§ Stated problem
Go through the material below and count the lines with the string "lettuce"; the number is the whole answer.

§ Records for this exercise
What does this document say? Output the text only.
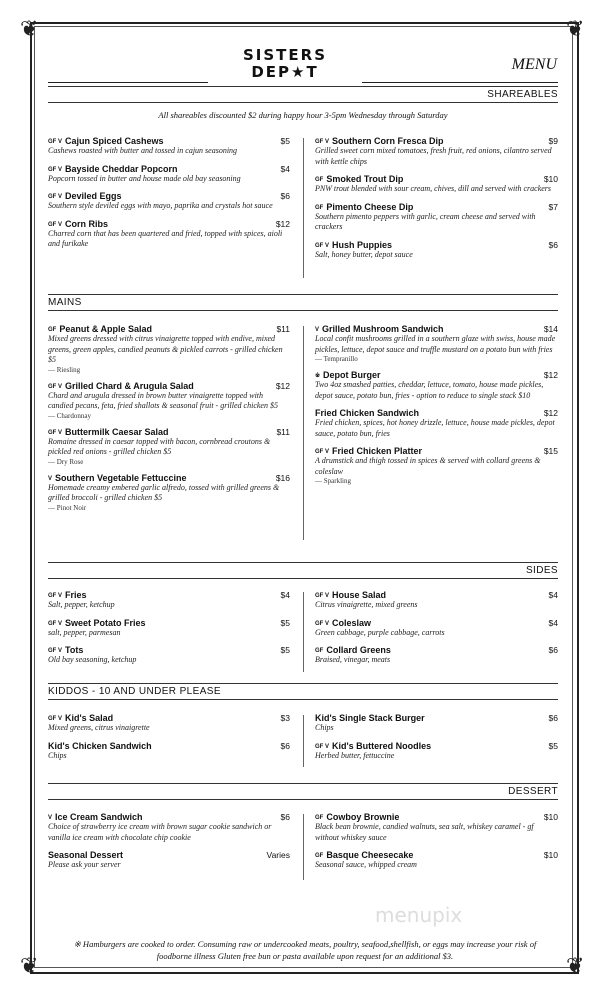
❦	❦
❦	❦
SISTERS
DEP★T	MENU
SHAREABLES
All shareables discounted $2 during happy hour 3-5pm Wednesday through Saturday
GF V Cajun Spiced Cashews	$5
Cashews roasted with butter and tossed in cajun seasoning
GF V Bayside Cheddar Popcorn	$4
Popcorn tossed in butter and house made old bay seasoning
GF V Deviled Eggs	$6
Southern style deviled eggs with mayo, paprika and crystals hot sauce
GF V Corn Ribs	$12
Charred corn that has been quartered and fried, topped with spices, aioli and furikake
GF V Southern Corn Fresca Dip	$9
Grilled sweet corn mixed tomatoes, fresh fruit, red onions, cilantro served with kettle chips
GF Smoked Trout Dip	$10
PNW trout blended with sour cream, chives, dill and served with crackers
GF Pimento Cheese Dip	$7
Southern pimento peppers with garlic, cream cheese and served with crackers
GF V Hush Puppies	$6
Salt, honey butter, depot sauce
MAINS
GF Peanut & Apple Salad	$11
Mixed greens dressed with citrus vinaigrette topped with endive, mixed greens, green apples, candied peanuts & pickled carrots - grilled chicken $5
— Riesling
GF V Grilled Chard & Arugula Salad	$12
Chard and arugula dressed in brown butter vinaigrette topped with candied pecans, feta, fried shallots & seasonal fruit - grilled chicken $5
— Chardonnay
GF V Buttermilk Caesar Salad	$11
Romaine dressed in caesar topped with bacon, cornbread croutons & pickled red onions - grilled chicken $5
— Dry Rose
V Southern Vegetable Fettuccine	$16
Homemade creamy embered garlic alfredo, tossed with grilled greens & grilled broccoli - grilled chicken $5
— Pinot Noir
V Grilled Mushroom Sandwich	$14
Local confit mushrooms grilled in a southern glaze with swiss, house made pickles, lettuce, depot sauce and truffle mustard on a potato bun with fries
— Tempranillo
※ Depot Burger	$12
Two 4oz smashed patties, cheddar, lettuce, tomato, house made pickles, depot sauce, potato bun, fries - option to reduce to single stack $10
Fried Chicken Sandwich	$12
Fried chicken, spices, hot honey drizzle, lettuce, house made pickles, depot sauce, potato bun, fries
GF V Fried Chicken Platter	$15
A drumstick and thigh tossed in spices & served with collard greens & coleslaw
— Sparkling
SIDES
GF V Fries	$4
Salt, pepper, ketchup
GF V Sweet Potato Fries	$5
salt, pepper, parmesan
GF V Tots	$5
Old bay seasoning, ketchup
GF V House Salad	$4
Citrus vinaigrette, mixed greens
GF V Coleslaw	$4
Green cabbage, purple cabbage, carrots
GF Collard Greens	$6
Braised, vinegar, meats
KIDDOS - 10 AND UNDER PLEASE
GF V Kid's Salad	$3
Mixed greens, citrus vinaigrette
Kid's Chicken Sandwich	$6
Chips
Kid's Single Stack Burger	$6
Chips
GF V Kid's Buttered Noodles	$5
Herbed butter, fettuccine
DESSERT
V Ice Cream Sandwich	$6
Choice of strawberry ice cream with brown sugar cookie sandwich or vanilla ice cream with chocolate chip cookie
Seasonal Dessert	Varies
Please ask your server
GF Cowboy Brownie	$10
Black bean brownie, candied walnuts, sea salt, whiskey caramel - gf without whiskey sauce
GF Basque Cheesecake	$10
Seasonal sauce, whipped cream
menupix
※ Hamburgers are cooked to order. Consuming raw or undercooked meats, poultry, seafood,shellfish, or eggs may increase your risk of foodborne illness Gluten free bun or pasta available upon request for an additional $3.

...

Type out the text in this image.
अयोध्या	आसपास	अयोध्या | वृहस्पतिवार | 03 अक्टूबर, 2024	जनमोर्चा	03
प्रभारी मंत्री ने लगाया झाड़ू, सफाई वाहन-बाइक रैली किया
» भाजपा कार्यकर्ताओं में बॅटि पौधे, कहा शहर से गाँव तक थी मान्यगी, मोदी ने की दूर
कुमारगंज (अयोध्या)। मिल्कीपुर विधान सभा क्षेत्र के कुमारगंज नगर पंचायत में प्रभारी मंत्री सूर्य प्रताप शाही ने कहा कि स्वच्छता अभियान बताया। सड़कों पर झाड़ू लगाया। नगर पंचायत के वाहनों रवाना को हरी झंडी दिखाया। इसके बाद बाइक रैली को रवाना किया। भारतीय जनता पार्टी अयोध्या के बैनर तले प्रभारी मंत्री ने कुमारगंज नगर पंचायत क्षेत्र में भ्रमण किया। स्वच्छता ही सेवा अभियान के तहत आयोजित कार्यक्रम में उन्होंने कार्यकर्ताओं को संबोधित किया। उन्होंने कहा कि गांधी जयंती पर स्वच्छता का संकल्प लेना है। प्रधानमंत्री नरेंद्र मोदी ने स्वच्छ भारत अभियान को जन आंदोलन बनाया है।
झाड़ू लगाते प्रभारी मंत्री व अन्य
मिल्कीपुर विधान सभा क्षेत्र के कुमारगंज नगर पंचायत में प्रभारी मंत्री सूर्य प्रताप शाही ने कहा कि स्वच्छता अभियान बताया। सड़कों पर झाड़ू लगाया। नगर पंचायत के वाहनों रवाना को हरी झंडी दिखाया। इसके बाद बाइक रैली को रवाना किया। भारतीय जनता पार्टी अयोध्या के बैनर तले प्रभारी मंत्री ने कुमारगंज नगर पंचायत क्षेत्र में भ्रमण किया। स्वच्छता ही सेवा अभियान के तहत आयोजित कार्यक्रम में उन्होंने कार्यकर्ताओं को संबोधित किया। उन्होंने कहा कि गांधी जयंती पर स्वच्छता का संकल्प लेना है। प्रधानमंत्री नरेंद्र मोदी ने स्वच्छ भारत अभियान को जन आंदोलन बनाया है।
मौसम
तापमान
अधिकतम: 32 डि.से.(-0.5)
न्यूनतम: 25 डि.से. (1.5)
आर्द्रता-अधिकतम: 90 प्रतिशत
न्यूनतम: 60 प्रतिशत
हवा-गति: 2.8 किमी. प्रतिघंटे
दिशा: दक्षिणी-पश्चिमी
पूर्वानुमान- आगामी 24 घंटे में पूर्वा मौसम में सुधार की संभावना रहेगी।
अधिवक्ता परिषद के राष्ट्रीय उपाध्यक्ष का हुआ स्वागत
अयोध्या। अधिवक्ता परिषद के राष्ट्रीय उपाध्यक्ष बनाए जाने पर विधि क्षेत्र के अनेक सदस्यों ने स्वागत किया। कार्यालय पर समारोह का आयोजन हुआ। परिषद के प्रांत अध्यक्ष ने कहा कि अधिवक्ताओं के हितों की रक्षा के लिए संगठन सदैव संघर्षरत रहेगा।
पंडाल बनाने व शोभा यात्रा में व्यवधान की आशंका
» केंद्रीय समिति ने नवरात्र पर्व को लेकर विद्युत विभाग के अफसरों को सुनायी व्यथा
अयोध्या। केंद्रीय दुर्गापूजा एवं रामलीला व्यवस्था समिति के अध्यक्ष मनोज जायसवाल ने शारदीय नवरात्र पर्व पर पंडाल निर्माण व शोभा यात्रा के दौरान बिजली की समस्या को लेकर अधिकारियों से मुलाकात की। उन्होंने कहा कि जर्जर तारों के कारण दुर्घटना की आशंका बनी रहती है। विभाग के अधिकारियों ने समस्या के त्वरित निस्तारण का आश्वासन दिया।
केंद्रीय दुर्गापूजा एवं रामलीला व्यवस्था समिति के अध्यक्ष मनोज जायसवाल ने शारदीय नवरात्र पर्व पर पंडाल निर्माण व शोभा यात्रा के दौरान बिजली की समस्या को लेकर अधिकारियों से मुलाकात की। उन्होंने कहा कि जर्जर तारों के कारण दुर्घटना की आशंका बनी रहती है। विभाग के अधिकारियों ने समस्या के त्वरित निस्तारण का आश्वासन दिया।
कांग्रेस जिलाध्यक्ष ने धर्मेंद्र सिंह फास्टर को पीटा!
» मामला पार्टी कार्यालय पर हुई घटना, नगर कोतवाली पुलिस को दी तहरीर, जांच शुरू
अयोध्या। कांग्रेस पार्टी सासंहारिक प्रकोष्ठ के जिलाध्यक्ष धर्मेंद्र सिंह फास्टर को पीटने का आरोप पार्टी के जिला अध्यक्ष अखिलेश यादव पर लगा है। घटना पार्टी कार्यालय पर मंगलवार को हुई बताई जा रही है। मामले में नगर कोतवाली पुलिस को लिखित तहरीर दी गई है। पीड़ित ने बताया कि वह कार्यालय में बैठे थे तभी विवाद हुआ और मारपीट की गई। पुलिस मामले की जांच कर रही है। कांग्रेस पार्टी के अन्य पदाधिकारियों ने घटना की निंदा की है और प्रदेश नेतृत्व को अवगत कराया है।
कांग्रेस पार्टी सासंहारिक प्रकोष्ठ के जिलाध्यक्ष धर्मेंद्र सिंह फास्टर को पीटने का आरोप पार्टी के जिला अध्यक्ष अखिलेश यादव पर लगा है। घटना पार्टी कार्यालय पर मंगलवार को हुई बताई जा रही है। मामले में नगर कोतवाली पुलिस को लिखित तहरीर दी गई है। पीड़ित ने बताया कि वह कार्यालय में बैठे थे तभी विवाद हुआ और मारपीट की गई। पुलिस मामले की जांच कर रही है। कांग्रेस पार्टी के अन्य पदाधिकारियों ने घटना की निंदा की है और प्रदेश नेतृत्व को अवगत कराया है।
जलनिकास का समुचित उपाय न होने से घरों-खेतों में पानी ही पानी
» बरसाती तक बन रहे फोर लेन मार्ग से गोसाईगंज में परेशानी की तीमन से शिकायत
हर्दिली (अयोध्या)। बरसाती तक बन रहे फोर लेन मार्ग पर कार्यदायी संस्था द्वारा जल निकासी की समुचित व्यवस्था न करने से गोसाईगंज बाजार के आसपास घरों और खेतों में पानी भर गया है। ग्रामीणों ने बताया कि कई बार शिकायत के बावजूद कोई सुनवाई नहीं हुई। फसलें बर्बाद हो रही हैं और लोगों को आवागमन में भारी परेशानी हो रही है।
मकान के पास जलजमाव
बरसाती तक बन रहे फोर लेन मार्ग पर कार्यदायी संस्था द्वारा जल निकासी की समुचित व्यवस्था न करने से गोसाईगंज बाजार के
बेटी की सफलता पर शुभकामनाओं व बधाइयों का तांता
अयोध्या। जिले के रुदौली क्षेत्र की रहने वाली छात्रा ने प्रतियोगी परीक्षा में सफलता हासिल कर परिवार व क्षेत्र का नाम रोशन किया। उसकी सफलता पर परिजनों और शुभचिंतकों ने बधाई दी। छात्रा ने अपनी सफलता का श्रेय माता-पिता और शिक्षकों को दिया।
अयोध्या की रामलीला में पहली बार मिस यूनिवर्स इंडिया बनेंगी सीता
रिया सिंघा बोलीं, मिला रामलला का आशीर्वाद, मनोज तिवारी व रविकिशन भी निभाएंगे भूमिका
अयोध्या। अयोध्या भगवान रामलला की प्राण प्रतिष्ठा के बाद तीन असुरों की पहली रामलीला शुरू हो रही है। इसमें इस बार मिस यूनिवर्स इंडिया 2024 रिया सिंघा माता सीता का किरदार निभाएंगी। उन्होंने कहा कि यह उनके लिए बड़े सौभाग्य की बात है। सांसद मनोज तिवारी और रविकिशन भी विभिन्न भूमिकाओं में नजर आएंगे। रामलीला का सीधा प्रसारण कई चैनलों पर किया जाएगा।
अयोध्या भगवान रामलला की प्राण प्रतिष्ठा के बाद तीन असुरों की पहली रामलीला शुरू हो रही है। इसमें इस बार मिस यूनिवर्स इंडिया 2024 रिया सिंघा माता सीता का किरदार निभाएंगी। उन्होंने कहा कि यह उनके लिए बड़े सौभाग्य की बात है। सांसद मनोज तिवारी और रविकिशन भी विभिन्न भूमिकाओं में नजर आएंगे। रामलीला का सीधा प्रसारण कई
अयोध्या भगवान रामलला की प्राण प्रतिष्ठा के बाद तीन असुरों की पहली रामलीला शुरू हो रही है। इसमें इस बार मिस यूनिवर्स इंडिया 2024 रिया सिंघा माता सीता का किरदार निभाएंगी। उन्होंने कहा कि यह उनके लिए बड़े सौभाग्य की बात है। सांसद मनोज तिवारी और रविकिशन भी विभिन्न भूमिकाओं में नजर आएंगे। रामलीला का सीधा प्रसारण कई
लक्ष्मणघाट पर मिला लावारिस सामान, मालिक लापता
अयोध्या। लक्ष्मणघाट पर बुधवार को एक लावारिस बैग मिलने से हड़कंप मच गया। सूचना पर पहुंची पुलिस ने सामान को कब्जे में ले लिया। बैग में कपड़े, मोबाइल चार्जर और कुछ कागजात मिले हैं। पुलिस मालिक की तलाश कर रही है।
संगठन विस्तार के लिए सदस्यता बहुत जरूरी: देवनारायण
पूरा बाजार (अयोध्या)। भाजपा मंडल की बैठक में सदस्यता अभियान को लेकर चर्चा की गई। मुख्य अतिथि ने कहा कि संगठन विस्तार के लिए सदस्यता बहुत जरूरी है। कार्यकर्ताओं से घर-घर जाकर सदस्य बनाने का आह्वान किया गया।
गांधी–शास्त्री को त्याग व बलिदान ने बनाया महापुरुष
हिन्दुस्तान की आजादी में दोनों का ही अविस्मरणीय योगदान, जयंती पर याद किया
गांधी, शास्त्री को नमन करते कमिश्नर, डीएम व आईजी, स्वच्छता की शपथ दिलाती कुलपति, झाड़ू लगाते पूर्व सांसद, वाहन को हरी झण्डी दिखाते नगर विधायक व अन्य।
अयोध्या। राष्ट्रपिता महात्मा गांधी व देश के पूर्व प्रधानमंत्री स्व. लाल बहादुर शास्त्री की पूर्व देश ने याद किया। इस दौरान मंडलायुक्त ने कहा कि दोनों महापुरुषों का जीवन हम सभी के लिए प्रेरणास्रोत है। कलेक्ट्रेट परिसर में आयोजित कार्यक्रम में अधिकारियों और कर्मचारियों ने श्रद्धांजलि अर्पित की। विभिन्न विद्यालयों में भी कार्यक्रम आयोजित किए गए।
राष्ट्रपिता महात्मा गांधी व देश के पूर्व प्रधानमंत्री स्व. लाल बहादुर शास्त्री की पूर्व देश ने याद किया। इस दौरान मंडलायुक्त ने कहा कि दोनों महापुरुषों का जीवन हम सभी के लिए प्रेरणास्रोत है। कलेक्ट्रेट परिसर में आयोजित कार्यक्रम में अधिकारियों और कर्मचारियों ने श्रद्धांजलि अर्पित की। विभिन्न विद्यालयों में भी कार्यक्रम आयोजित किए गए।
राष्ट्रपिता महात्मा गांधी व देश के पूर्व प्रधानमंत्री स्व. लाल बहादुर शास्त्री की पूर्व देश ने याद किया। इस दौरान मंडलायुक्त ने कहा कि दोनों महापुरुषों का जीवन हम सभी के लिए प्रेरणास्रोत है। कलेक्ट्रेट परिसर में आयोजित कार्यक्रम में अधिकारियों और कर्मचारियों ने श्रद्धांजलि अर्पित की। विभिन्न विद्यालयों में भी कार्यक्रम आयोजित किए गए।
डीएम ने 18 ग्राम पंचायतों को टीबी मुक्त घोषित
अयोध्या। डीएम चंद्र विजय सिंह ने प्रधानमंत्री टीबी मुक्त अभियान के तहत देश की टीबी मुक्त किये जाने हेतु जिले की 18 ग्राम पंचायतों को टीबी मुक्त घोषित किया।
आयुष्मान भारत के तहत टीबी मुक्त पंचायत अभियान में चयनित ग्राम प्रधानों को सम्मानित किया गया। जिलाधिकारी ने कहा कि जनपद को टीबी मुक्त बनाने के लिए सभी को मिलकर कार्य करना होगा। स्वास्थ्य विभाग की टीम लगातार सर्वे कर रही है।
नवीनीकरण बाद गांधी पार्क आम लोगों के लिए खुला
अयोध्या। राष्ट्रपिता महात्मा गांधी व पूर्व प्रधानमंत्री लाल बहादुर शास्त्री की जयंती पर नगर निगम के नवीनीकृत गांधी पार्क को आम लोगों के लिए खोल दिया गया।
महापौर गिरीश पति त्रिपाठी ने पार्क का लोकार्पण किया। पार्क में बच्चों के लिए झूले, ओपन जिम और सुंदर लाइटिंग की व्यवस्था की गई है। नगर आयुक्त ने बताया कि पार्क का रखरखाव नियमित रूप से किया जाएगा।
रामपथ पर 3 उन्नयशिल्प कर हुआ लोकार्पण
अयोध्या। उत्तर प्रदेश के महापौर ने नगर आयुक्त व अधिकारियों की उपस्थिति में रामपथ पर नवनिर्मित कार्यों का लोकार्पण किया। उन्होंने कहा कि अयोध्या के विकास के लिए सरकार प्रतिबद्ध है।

§ Answer to this problem
3